= What is expected =
Leave out the pictures and return every entry exactly as it appears.

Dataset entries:
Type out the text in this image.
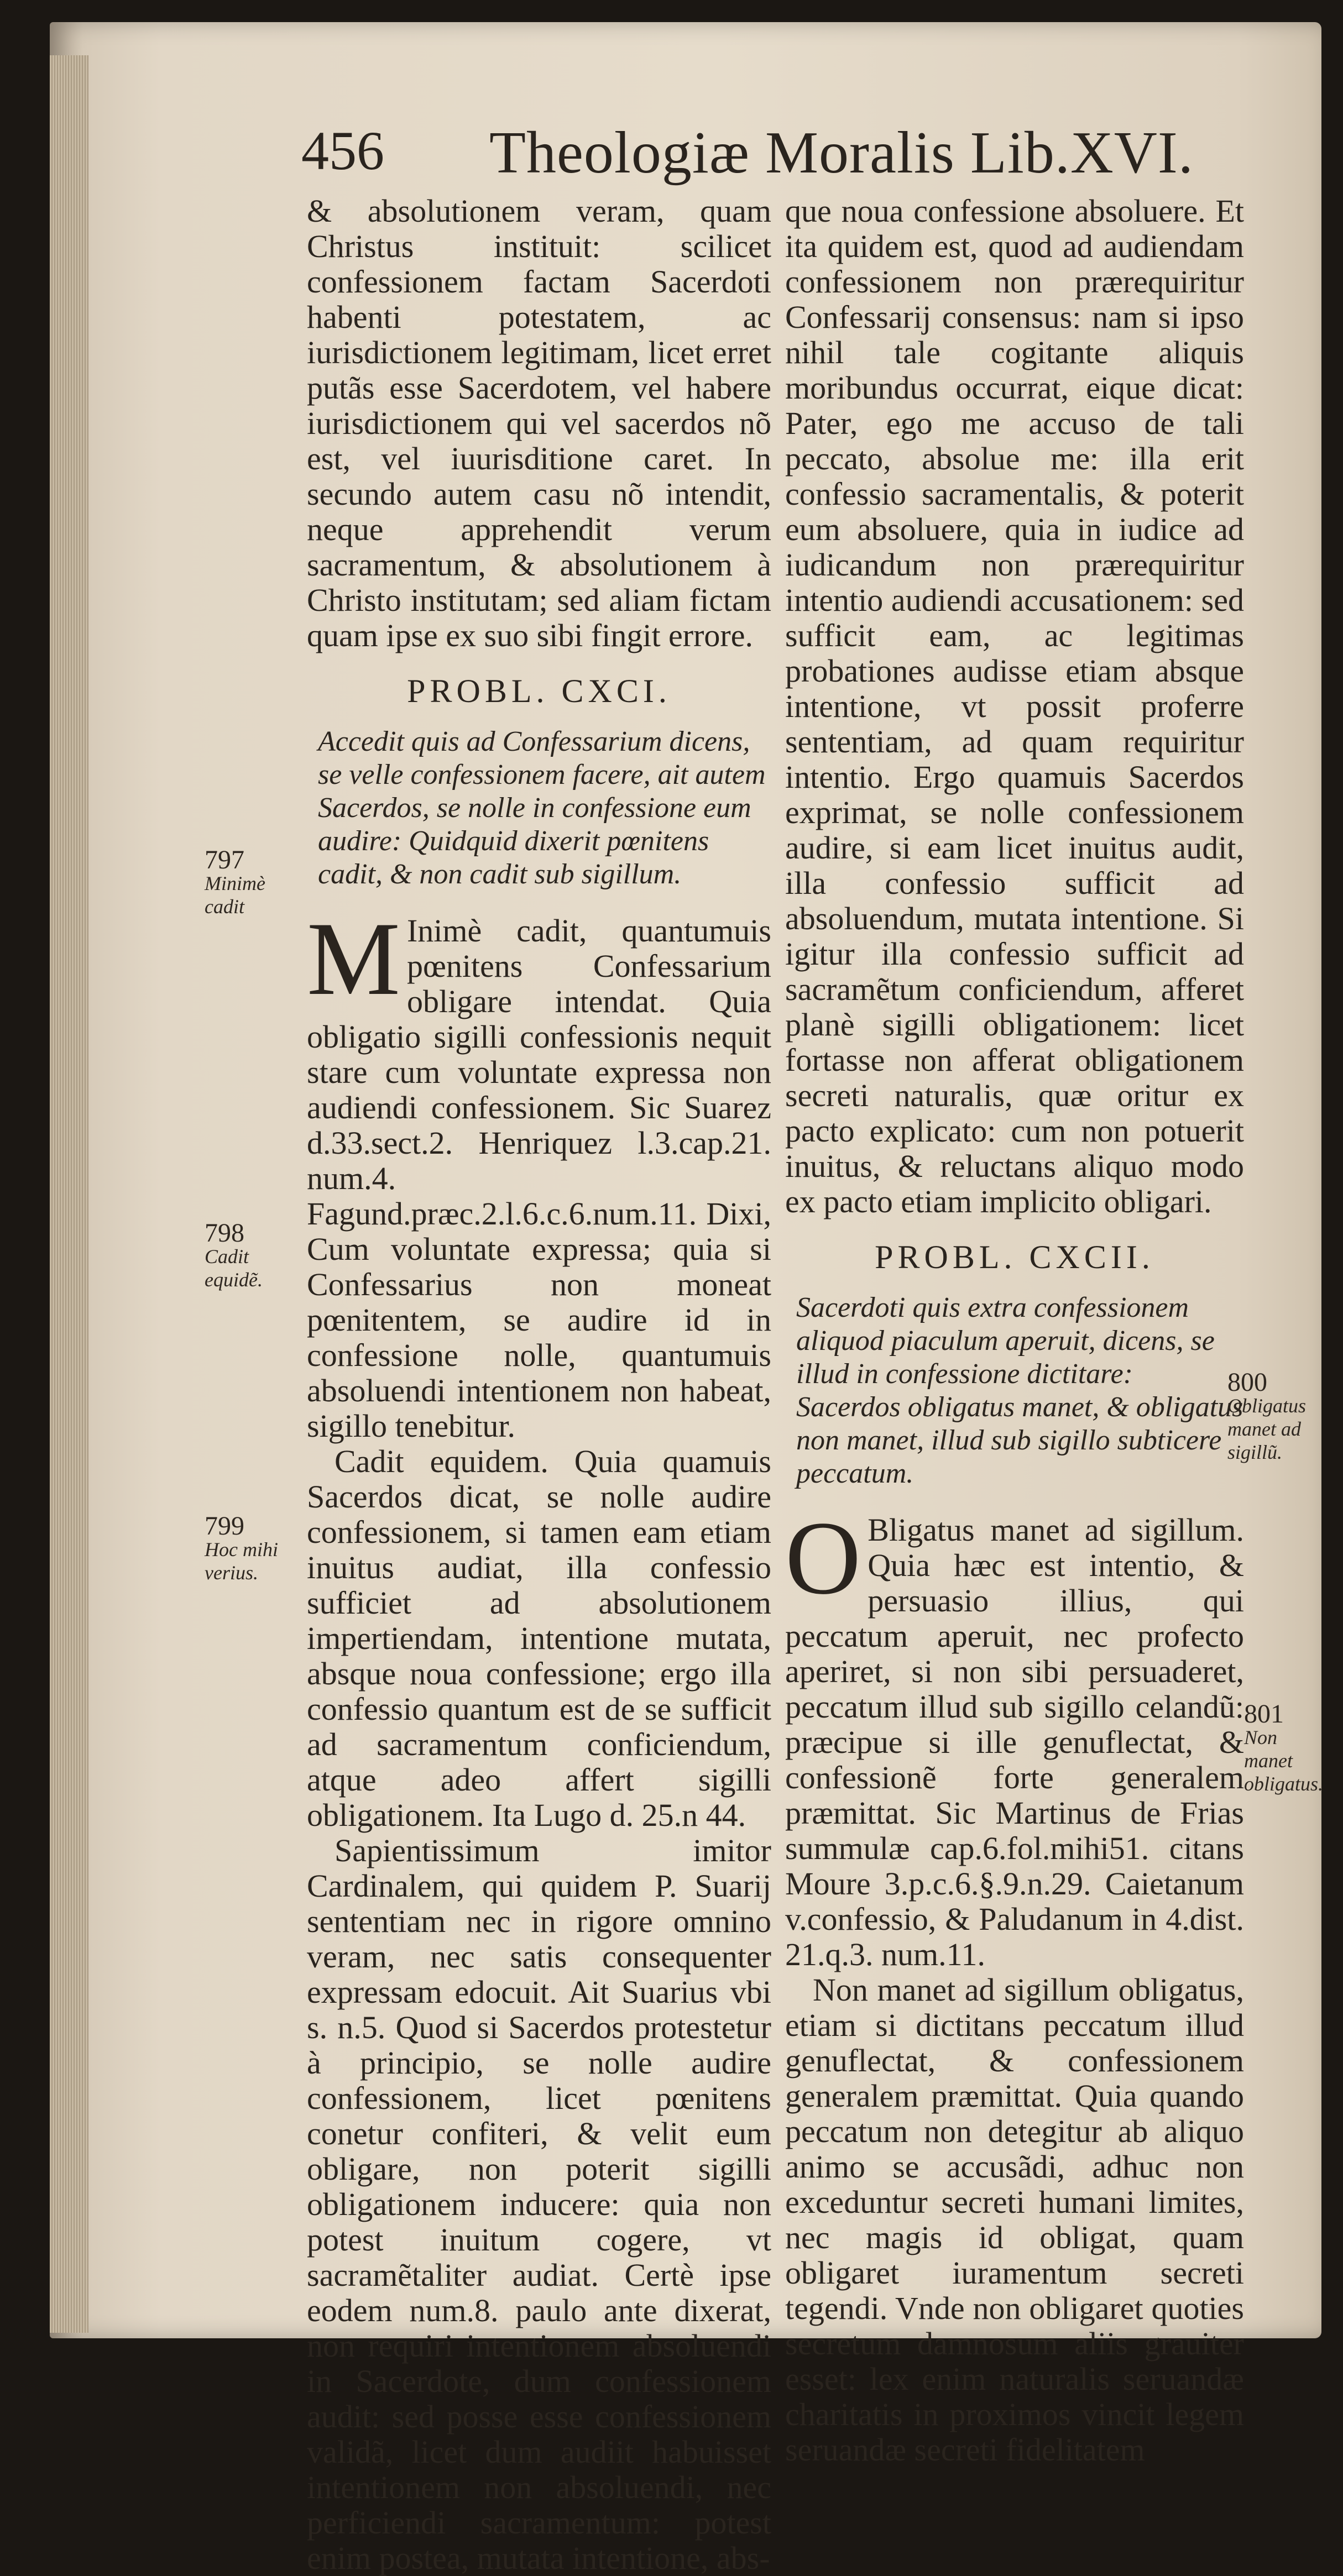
456 Theologiæ Moralis Lib.XVI.

& absolutionem veram, quam Christus instituit: scilicet confessionem factam Sacerdoti habenti potestatem, ac iurisdictionem legitimam, licet erret putãs esse Sacerdotem, vel habere iurisdictionem qui vel sacerdos nõ est, vel iuurisditione caret. In secundo autem casu nõ intendit, neque apprehendit verum sacramentum, & absolutionem à Christo institutam; sed aliam fictam quam ipse ex suo sibi fingit errore.

PROBL. CXCI.

Accedit quis ad Confessarium dicens, se velle confessionem facere, ait autem Sacerdos, se nolle in confessione eum audire: Quidquid dixerit pœnitens cadit, & non cadit sub sigillum.

M Inimè cadit, quantumuis pœnitens Confessarium obligare intendat. Quia obligatio sigilli confessionis nequit stare cum voluntate expressa non audiendi confessionem. Sic Suarez d.33.sect.2. Henriquez l.3.cap.21. num.4. Fagund.præc.2.l.6.c.6.num.11. Dixi, Cum voluntate expressa; quia si Confessarius non moneat pœnitentem, se audire id in confessione nolle, quantumuis absoluendi intentionem non habeat, sigillo tenebitur.

Cadit equidem. Quia quamuis Sacerdos dicat, se nolle audire confessionem, si tamen eam etiam inuitus audiat, illa confessio sufficiet ad absolutionem impertiendam, intentione mutata, absque noua confessione; ergo illa confessio quantum est de se sufficit ad sacramentum conficiendum, atque adeo affert sigilli obligationem. Ita Lugo d. 25.n 44.

Sapientissimum imitor Cardinalem, qui quidem P. Suarij sententiam nec in rigore omnino veram, nec satis consequenter expressam edocuit. Ait Suarius vbi s. n.5. Quod si Sacerdos protestetur à principio, se nolle audire confessionem, licet pœnitens conetur confiteri, & velit eum obligare, non poterit sigilli obligationem inducere: quia non potest inuitum cogere, vt sacramẽtaliter audiat. Certè ipse eodem num.8. paulo ante dixerat, non requiri intentionem absoluendi in Sacerdote, dum confessionem audit: sed posse esse confessionem validã, licet dum audiit habuisset intentionem non absoluendi, nec perficiendi sacramentum: potest enim postea, mutata intentione, abs-

que noua confessione absoluere. Et ita quidem est, quod ad audiendam confessionem non prærequiritur Confessarij consensus: nam si ipso nihil tale cogitante aliquis moribundus occurrat, eique dicat: Pater, ego me accuso de tali peccato, absolue me: illa erit confessio sacramentalis, & poterit eum absoluere, quia in iudice ad iudicandum non prærequiritur intentio audiendi accusationem: sed sufficit eam, ac legitimas probationes audisse etiam absque intentione, vt possit proferre sententiam, ad quam requiritur intentio. Ergo quamuis Sacerdos exprimat, se nolle confessionem audire, si eam licet inuitus audit, illa confessio sufficit ad absoluendum, mutata intentione. Si igitur illa confessio sufficit ad sacramẽtum conficiendum, afferet planè sigilli obligationem: licet fortasse non afferat obligationem secreti naturalis, quæ oritur ex pacto explicato: cum non potuerit inuitus, & reluctans aliquo modo ex pacto etiam implicito obligari.

PROBL. CXCII.

Sacerdoti quis extra confessionem aliquod piaculum aperuit, dicens, se illud in confessione dictitare: Sacerdos obligatus manet, & obligatus non manet, illud sub sigillo subticere peccatum.

O Bligatus manet ad sigillum. Quia hæc est intentio, & persuasio illius, qui peccatum aperuit, nec profecto aperiret, si non sibi persuaderet, peccatum illud sub sigillo celandũ: præcipue si ille genuflectat, & confessionẽ forte generalem præmittat. Sic Martinus de Frias summulæ cap.6.fol.mihi51. citans Moure 3.p.c.6.§.9.n.29. Caietanum v.confessio, & Paludanum in 4.dist. 21.q.3. num.11.

Non manet ad sigillum obligatus, etiam si dictitans peccatum illud genuflectat, & confessionem generalem præmittat. Quia quando peccatum non detegitur ab aliquo animo se accusãdi, adhuc non exceduntur secreti humani limites, nec magis id obligat, quam obligaret iuramentum secreti tegendi. Vnde non obligaret quoties secretum damnosum aliis grauiter esset: lex enim naturalis seruandæ charitatis in proximos vincit legem seruandæ secreti fidelitatem

797
Minimè cadit
798
Cadit equidẽ.
799
Hoc mihi verius.
800
Obligatus manet ad sigillũ.
801
Non manet obligatus.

= Response below =
Type out the text in this image.
456 Theologiæ Moralis Lib.XVI.

& absolutionem veram, quam Christus instituit: scilicet confessionem factam Sacerdoti habenti potestatem, ac iurisdictionem legitimam, licet erret putãs esse Sacerdotem, vel habere iurisdictionem qui vel sacerdos nõ est, vel iuurisditione caret. In secundo autem casu nõ intendit, neque apprehendit verum sacramentum, & absolutionem à Christo institutam; sed aliam fictam quam ipse ex suo sibi fingit errore.

PROBL. CXCI.

Accedit quis ad Confessarium dicens, se velle confessionem facere, ait autem Sacerdos, se nolle in confessione eum audire: Quidquid dixerit pœnitens cadit, & non cadit sub sigillum.

M Inimè cadit, quantumuis pœnitens Confessarium obligare intendat. Quia obligatio sigilli confessionis nequit stare cum voluntate expressa non audiendi confessionem. Sic Suarez d.33.sect.2. Henriquez l.3.cap.21. num.4. Fagund.præc.2.l.6.c.6.num.11. Dixi, Cum voluntate expressa; quia si Confessarius non moneat pœnitentem, se audire id in confessione nolle, quantumuis absoluendi intentionem non habeat, sigillo tenebitur.

Cadit equidem. Quia quamuis Sacerdos dicat, se nolle audire confessionem, si tamen eam etiam inuitus audiat, illa confessio sufficiet ad absolutionem impertiendam, intentione mutata, absque noua confessione; ergo illa confessio quantum est de se sufficit ad sacramentum conficiendum, atque adeo affert sigilli obligationem. Ita Lugo d. 25.n 44.

Sapientissimum imitor Cardinalem, qui quidem P. Suarij sententiam nec in rigore omnino veram, nec satis consequenter expressam edocuit. Ait Suarius vbi s. n.5. Quod si Sacerdos protestetur à principio, se nolle audire confessionem, licet pœnitens conetur confiteri, & velit eum obligare, non poterit sigilli obligationem inducere: quia non potest inuitum cogere, vt sacramẽtaliter audiat. Certè ipse eodem num.8. paulo ante dixerat, non requiri intentionem absoluendi in Sacerdote, dum confessionem audit: sed posse esse confessionem validã, licet dum audiit habuisset intentionem non absoluendi, nec perficiendi sacramentum: potest enim postea, mutata intentione, abs-

que noua confessione absoluere. Et ita quidem est, quod ad audiendam confessionem non prærequiritur Confessarij consensus: nam si ipso nihil tale cogitante aliquis moribundus occurrat, eique dicat: Pater, ego me accuso de tali peccato, absolue me: illa erit confessio sacramentalis, & poterit eum absoluere, quia in iudice ad iudicandum non prærequiritur intentio audiendi accusationem: sed sufficit eam, ac legitimas probationes audisse etiam absque intentione, vt possit proferre sententiam, ad quam requiritur intentio. Ergo quamuis Sacerdos exprimat, se nolle confessionem audire, si eam licet inuitus audit, illa confessio sufficit ad absoluendum, mutata intentione. Si igitur illa confessio sufficit ad sacramẽtum conficiendum, afferet planè sigilli obligationem: licet fortasse non afferat obligationem secreti naturalis, quæ oritur ex pacto explicato: cum non potuerit inuitus, & reluctans aliquo modo ex pacto etiam implicito obligari.

PROBL. CXCII.

Sacerdoti quis extra confessionem aliquod piaculum aperuit, dicens, se illud in confessione dictitare: Sacerdos obligatus manet, & obligatus non manet, illud sub sigillo subticere peccatum.

O Bligatus manet ad sigillum. Quia hæc est intentio, & persuasio illius, qui peccatum aperuit, nec profecto aperiret, si non sibi persuaderet, peccatum illud sub sigillo celandũ: præcipue si ille genuflectat, & confessionẽ forte generalem præmittat. Sic Martinus de Frias summulæ cap.6.fol.mihi51. citans Moure 3.p.c.6.§.9.n.29. Caietanum v.confessio, & Paludanum in 4.dist. 21.q.3. num.11.

Non manet ad sigillum obligatus, etiam si dictitans peccatum illud genuflectat, & confessionem generalem præmittat. Quia quando peccatum non detegitur ab aliquo animo se accusãdi, adhuc non exceduntur secreti humani limites, nec magis id obligat, quam obligaret iuramentum secreti tegendi. Vnde non obligaret quoties secretum damnosum aliis grauiter esset: lex enim naturalis seruandæ charitatis in proximos vincit legem seruandæ secreti fidelitatem

797
Minimè cadit
798
Cadit equidẽ.
799
Hoc mihi verius.
800
Obligatus manet ad sigillũ.
801
Non manet obligatus.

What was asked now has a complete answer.